# [Instructions for the task]
Reproduce all of the data exactly.

= = = = =

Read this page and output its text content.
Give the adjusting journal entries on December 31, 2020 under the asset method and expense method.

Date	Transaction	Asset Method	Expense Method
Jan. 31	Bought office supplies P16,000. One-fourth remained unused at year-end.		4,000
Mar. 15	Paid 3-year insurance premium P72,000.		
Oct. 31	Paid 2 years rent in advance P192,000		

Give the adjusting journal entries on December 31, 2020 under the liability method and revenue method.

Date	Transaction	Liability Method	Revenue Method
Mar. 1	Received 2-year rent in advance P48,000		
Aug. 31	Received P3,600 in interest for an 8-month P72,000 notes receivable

= = = = =

# [Result of this exercise]
Read this page and output its text content.
Give the adjusting journal entries on December 31, 2020 under the asset method and expense method.

Date	Transaction	Asset Method	Expense Method
Jan. 31	Bought office supplies P16,000. One-fourth remained unused at year-end.		4,000
Mar. 15	Paid 3-year insurance premium P72,000.		
Oct. 31	Paid 2 years rent in advance P192,000		

Give the adjusting journal entries on December 31, 2020 under the liability method and revenue method.

Date	Transaction	Liability Method	Revenue Method
Mar. 1	Received 2-year rent in advance P48,000		
Aug. 31	Received P3,600 in interest for an 8-month P72,000 notes receivable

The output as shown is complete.